→ Task instructions
Work out how many lines in the listing below include the word "सरहक"; answer with the number alone.

→ Given records
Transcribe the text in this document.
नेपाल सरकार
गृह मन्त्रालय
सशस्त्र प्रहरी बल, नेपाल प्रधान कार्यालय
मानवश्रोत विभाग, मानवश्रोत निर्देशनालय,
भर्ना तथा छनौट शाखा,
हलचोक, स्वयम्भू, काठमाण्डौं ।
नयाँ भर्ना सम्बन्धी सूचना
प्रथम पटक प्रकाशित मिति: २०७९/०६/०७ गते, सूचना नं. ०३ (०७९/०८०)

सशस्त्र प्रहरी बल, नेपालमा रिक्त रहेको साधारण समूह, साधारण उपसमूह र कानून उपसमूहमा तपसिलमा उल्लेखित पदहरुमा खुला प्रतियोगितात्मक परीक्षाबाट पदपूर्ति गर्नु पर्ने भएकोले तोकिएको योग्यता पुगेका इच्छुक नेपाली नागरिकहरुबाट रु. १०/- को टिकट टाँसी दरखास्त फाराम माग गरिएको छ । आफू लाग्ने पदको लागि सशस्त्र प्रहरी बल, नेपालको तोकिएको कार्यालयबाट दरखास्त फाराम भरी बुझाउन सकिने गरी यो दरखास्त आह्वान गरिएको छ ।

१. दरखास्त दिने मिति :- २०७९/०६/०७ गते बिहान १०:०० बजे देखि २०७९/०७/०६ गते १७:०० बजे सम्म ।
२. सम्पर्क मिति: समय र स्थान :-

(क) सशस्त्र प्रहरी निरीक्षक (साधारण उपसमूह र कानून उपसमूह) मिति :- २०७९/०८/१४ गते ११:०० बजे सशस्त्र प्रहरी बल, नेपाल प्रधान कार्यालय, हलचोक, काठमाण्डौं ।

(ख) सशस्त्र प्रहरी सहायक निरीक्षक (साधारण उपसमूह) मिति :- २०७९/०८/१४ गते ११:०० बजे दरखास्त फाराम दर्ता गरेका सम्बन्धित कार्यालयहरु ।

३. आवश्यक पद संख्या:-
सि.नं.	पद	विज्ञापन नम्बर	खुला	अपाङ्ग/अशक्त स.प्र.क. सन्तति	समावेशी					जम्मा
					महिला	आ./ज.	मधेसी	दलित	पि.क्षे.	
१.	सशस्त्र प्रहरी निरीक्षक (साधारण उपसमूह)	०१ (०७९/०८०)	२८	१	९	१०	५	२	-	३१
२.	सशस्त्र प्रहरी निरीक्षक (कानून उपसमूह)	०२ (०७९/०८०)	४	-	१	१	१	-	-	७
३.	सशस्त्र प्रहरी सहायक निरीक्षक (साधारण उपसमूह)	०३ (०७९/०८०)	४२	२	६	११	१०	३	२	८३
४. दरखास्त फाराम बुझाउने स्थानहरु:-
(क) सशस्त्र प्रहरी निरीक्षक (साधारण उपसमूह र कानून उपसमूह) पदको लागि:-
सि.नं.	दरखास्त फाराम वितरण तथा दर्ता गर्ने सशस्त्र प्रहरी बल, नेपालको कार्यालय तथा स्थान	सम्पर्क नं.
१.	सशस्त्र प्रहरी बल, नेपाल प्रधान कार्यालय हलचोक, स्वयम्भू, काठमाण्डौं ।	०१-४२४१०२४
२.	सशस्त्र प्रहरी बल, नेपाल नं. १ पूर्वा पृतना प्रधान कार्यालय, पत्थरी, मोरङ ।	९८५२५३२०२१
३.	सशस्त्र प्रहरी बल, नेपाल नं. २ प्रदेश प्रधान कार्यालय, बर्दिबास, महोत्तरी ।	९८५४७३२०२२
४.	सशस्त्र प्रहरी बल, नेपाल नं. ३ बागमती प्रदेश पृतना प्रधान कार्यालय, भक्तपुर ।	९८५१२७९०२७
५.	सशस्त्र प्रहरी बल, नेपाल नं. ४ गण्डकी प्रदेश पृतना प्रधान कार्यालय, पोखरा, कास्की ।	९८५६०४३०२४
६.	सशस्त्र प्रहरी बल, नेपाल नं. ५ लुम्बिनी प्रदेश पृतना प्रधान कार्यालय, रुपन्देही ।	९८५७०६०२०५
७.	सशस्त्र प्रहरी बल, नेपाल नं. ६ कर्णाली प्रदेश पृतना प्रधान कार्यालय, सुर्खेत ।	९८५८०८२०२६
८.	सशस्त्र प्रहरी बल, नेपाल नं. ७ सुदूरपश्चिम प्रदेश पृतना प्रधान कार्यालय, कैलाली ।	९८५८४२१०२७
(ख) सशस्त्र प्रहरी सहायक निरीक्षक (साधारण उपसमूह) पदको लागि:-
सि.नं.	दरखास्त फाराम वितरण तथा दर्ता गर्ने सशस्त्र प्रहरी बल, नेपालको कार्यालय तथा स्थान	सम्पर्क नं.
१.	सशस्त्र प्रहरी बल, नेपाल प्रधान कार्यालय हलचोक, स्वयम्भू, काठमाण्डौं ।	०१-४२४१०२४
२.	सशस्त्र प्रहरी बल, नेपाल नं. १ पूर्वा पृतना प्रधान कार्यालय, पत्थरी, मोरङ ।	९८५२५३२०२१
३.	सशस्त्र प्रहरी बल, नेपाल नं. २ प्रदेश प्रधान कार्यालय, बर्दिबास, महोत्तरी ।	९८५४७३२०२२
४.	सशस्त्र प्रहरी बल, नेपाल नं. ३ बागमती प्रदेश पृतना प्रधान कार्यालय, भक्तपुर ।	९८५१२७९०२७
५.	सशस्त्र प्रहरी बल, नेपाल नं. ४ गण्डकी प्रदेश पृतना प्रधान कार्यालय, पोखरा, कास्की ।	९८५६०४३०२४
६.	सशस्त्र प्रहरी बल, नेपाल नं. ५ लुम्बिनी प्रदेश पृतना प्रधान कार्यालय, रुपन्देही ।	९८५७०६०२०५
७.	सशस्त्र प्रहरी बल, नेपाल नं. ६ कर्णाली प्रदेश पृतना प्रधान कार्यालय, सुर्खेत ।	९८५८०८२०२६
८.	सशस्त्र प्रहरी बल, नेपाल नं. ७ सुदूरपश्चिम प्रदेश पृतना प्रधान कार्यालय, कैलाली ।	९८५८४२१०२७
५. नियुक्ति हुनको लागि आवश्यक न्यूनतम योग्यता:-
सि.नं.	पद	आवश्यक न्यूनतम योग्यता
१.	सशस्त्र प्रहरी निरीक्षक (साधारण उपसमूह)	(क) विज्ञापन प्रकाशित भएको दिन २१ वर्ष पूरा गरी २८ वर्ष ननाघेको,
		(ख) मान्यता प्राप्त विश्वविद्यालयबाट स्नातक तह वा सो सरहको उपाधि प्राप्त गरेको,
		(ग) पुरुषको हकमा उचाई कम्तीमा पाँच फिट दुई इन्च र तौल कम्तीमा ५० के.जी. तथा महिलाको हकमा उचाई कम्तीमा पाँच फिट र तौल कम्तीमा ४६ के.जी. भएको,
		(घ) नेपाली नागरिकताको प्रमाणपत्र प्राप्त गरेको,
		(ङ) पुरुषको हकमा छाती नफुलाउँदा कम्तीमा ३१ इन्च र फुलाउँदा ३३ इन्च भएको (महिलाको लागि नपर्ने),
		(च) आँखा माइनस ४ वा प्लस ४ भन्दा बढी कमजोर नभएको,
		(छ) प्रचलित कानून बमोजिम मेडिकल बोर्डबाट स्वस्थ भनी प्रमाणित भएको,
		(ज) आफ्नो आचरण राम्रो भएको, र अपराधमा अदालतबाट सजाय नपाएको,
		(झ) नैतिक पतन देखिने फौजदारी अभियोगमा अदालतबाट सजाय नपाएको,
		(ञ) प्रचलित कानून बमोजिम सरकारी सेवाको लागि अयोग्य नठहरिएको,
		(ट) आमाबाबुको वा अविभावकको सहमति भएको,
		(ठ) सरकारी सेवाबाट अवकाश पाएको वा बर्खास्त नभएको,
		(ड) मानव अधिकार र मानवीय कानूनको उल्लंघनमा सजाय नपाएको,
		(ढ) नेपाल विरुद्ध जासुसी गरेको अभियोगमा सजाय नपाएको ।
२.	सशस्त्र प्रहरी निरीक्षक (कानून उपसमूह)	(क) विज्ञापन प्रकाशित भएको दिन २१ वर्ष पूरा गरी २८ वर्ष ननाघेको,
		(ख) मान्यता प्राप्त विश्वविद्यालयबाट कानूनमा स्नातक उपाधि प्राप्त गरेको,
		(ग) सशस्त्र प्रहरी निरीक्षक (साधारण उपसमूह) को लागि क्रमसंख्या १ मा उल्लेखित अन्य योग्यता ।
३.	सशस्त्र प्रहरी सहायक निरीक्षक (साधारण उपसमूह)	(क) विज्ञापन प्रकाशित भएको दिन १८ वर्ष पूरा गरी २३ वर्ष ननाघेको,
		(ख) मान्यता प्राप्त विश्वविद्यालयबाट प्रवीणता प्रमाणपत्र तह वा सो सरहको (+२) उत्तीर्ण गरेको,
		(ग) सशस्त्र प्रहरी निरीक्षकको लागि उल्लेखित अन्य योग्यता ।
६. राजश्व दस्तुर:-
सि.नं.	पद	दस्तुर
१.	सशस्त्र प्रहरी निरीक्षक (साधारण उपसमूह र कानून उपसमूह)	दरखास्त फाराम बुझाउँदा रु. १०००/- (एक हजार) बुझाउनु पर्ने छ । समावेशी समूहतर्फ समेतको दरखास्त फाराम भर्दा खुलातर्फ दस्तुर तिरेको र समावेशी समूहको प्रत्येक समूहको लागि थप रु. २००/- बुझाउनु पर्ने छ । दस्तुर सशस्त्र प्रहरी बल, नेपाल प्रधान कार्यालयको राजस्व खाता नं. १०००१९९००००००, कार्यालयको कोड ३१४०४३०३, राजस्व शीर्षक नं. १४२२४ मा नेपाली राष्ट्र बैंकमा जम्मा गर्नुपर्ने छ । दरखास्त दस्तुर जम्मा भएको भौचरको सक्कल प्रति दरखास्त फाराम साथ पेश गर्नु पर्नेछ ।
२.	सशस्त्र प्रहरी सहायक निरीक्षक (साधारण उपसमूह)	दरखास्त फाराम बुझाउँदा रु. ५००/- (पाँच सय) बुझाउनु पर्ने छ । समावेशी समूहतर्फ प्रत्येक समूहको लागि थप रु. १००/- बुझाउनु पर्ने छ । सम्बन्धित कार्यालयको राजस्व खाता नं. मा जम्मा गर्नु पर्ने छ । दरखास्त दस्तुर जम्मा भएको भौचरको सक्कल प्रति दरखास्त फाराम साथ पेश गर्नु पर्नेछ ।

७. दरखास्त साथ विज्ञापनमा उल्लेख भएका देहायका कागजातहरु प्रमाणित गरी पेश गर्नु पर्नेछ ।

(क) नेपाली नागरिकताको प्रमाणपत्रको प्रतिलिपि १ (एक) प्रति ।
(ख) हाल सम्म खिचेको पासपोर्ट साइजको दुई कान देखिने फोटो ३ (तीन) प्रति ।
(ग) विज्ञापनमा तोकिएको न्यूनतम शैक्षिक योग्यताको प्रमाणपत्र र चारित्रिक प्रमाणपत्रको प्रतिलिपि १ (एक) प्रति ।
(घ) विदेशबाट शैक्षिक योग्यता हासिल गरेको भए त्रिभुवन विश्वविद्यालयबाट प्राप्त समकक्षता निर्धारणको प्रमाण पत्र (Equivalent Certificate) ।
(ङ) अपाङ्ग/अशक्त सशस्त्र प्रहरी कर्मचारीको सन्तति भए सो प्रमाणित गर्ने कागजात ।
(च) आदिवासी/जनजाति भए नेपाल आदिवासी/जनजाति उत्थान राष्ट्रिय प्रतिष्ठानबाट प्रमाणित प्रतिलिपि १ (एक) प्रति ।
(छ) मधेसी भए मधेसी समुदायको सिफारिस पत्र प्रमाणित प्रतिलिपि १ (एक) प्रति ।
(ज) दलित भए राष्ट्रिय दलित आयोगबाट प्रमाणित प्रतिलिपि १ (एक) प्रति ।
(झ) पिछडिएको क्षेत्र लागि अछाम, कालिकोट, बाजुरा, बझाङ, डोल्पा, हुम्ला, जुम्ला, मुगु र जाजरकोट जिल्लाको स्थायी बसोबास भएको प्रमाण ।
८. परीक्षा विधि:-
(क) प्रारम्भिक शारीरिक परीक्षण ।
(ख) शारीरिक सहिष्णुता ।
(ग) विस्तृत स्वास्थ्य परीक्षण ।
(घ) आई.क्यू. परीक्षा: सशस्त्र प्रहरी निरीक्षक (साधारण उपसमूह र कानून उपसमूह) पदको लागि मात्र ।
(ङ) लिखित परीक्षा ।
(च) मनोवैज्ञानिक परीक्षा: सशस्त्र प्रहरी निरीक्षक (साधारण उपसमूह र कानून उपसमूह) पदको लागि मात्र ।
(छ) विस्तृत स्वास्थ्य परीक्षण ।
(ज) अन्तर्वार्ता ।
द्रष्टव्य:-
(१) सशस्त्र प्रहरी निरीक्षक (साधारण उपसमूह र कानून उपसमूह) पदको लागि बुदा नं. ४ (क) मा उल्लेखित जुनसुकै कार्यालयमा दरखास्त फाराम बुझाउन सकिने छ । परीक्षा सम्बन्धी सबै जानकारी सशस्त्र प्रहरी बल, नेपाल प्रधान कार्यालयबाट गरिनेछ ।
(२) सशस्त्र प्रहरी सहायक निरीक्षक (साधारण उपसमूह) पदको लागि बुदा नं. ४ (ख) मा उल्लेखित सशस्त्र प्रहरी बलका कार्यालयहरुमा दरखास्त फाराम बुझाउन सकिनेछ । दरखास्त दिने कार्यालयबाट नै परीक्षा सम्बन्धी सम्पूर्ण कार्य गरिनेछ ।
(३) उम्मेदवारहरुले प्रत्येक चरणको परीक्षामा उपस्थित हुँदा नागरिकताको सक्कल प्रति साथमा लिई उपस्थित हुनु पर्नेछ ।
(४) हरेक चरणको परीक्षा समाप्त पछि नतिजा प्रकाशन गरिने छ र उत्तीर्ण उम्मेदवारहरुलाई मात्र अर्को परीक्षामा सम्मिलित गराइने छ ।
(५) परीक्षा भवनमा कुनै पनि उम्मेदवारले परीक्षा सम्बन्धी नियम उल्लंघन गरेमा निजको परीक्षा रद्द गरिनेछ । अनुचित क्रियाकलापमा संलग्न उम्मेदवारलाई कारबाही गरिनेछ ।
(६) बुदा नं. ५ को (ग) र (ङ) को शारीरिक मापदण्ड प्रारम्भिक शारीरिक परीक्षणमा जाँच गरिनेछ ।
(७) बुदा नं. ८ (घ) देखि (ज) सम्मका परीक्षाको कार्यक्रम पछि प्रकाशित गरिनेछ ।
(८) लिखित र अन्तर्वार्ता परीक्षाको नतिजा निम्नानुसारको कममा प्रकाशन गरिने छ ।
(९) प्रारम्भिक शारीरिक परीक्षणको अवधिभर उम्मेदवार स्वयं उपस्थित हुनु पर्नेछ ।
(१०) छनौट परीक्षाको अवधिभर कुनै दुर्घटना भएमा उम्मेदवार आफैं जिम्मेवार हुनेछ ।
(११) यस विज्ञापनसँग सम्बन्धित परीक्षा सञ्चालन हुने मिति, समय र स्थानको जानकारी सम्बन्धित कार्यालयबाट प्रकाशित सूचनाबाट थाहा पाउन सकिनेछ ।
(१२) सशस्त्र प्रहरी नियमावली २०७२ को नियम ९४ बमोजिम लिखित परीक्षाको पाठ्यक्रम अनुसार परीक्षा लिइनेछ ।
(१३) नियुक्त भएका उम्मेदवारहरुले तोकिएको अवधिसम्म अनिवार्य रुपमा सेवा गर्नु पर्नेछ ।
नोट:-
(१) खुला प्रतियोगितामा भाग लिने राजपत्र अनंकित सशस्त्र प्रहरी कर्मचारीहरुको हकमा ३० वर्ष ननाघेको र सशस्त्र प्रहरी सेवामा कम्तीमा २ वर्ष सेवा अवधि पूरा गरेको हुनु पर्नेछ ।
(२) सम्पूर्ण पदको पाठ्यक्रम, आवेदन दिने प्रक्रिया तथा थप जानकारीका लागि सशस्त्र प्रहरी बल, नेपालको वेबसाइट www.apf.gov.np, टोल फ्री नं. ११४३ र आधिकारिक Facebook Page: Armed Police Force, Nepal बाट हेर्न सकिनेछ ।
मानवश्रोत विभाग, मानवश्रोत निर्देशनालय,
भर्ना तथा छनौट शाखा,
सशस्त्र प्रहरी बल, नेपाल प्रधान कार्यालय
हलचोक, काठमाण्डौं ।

→ Output below
2